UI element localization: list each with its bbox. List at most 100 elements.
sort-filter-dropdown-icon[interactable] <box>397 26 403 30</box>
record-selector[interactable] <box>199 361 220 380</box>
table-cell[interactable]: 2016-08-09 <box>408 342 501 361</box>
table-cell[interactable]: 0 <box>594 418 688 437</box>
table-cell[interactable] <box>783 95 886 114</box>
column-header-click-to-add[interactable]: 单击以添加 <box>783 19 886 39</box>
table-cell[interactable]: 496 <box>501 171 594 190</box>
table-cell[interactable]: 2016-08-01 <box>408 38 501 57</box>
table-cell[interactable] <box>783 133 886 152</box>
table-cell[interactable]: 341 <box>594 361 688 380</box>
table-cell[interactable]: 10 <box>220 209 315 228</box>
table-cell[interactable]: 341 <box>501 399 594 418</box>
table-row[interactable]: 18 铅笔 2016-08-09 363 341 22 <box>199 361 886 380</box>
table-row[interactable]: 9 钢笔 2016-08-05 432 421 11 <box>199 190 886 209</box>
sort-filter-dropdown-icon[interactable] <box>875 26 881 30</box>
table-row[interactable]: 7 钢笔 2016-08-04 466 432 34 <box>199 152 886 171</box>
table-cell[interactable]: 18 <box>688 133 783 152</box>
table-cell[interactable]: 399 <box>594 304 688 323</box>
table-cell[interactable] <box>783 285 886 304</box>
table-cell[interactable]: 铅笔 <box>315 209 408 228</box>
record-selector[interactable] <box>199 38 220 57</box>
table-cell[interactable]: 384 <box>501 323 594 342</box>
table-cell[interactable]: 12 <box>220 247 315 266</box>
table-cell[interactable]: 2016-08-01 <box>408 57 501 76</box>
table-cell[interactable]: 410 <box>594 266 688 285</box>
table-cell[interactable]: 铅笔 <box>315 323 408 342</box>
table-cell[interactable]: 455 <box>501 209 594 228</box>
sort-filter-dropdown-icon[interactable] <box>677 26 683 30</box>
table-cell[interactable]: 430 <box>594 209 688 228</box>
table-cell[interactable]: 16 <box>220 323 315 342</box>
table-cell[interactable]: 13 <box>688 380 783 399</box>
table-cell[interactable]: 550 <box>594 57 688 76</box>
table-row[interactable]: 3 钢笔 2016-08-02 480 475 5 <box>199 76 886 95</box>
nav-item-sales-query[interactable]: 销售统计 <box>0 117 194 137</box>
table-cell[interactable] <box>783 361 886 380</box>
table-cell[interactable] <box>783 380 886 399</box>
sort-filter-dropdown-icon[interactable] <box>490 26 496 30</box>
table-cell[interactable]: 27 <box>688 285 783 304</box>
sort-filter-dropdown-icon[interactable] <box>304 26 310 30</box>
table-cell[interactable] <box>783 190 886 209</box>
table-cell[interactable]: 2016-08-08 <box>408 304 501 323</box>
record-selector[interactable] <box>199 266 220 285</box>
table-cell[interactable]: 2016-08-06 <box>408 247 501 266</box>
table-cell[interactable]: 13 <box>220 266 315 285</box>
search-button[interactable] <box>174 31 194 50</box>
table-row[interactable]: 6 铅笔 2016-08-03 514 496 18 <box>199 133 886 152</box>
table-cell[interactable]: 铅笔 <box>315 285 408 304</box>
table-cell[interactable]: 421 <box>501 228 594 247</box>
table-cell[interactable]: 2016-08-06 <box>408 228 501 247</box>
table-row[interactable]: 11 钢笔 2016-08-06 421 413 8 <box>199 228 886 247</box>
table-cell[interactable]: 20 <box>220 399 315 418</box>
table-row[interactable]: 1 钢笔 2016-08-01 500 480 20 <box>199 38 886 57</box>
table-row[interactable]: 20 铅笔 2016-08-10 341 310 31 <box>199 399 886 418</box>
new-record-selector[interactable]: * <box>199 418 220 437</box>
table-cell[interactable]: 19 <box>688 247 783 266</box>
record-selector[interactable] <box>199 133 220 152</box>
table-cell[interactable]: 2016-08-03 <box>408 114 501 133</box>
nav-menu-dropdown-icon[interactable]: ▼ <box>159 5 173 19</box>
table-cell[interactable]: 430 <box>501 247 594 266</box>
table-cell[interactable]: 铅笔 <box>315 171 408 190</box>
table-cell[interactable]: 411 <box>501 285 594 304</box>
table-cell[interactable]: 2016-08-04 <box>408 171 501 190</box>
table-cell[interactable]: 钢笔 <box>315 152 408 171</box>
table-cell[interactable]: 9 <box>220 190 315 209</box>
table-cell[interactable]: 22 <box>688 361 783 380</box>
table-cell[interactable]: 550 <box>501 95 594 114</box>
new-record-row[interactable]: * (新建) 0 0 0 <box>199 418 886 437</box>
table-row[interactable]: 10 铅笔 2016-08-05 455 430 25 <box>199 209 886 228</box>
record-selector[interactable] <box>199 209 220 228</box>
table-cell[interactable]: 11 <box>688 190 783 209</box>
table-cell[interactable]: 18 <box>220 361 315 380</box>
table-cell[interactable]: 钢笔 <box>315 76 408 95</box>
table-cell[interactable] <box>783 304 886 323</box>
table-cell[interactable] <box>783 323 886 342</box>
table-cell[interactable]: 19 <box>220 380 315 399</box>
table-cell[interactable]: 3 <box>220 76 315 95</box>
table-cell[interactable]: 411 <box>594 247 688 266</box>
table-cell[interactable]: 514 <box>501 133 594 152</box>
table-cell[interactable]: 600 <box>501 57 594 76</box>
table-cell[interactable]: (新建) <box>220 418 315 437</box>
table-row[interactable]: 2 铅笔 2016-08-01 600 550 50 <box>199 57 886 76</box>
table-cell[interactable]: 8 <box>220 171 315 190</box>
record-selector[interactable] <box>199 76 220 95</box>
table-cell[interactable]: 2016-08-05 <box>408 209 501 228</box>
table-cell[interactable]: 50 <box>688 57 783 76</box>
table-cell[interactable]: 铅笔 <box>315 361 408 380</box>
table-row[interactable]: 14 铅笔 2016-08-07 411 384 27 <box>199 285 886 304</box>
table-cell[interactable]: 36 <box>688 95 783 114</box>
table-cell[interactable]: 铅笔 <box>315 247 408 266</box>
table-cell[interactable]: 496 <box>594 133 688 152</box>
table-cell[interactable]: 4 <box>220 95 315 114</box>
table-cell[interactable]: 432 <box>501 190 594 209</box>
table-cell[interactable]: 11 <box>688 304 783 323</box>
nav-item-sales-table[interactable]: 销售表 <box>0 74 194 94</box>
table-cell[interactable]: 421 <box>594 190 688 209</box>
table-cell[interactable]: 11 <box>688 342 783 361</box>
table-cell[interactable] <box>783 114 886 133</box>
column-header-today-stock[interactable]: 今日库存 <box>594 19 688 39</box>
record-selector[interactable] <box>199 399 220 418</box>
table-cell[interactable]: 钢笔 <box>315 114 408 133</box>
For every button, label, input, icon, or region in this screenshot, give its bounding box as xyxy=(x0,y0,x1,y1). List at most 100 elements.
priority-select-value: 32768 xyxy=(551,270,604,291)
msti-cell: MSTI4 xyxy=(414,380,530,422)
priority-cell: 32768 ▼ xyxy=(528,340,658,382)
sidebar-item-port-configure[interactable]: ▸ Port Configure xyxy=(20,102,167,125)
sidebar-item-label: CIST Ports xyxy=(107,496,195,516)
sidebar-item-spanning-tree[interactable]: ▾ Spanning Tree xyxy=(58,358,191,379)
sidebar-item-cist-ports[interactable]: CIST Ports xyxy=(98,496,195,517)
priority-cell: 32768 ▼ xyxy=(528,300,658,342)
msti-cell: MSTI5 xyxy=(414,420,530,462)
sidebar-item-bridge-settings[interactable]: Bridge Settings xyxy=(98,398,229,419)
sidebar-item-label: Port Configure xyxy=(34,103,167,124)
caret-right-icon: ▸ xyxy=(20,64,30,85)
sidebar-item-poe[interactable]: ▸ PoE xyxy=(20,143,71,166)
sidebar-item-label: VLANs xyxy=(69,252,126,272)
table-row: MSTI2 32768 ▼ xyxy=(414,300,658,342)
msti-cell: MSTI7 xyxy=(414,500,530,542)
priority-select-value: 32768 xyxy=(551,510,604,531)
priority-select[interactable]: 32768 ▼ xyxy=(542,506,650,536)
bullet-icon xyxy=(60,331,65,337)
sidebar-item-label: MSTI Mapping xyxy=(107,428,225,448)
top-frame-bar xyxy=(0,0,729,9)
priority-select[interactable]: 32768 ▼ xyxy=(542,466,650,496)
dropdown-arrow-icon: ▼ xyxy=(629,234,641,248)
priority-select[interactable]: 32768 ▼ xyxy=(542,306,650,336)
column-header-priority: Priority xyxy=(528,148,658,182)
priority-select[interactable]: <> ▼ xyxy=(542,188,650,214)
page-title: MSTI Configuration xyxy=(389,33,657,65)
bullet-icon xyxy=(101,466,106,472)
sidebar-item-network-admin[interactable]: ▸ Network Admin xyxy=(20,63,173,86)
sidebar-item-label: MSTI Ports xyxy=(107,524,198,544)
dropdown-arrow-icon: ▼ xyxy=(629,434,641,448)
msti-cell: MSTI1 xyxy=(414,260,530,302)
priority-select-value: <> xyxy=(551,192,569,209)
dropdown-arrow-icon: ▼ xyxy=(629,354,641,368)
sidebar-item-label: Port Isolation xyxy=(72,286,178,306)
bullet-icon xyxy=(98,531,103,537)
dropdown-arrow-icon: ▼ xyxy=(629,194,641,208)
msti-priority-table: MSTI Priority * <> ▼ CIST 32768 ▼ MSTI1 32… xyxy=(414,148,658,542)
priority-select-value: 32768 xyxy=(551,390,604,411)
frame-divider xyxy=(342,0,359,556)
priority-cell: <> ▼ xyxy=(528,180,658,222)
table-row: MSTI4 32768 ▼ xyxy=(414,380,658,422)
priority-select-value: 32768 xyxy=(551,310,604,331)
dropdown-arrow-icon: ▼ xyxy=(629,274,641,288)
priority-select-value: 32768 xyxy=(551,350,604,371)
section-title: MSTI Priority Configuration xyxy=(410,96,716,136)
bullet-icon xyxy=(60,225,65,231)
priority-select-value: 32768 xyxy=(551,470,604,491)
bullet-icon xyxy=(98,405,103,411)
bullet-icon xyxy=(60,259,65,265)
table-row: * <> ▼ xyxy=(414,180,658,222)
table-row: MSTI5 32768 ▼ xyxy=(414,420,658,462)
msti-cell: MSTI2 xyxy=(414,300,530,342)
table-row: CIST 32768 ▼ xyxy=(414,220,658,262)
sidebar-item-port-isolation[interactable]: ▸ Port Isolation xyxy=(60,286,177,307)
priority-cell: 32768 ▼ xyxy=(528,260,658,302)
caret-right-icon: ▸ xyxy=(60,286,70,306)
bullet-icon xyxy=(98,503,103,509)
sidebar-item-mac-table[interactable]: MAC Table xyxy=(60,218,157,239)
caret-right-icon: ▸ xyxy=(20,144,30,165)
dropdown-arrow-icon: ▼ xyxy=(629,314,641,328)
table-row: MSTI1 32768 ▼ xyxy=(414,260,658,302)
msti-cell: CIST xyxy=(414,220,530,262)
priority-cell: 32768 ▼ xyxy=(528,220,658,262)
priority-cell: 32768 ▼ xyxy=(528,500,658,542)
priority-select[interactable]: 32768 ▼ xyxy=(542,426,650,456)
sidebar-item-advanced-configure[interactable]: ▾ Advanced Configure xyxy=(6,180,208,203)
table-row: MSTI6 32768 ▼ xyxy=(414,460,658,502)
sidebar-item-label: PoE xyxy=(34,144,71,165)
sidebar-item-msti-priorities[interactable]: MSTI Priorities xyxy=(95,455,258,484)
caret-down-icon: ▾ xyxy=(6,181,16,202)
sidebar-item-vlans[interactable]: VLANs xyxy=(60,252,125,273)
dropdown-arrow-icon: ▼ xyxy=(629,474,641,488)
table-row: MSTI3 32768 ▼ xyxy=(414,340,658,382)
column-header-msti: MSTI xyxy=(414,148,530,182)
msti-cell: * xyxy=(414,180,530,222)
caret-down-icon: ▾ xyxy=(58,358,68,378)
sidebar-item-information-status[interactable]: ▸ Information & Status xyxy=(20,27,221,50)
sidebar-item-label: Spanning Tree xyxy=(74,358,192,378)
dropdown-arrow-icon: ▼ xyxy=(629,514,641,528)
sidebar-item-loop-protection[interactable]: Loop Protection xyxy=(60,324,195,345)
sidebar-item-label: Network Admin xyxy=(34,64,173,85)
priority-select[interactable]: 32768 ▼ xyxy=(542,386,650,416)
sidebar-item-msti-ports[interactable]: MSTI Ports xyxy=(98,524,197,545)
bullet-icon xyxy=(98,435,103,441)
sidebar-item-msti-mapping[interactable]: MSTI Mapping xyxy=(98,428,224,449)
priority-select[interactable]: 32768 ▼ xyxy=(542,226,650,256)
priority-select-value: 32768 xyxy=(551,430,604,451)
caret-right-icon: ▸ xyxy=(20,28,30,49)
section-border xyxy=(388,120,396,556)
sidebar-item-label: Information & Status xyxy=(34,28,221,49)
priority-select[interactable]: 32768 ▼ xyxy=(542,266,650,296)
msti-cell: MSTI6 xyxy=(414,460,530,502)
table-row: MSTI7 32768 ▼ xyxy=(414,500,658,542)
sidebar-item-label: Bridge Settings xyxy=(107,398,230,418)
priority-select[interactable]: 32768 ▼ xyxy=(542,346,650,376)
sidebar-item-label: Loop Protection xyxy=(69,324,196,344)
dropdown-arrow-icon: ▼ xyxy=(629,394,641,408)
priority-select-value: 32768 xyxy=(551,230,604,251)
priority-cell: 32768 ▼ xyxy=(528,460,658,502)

Task details |
Reproduce, character for character, the items from the beginning up to and including the line that contains "table-cell[interactable]: 496 <box>501".

Output for this exercise |
UI element localization: list each with its bbox. List at most 100 elements.
sort-filter-dropdown-icon[interactable] <box>397 26 403 30</box>
record-selector[interactable] <box>199 361 220 380</box>
table-cell[interactable]: 2016-08-09 <box>408 342 501 361</box>
table-cell[interactable]: 0 <box>594 418 688 437</box>
table-cell[interactable] <box>783 95 886 114</box>
column-header-click-to-add[interactable]: 单击以添加 <box>783 19 886 39</box>
table-cell[interactable]: 496 <box>501 171 594 190</box>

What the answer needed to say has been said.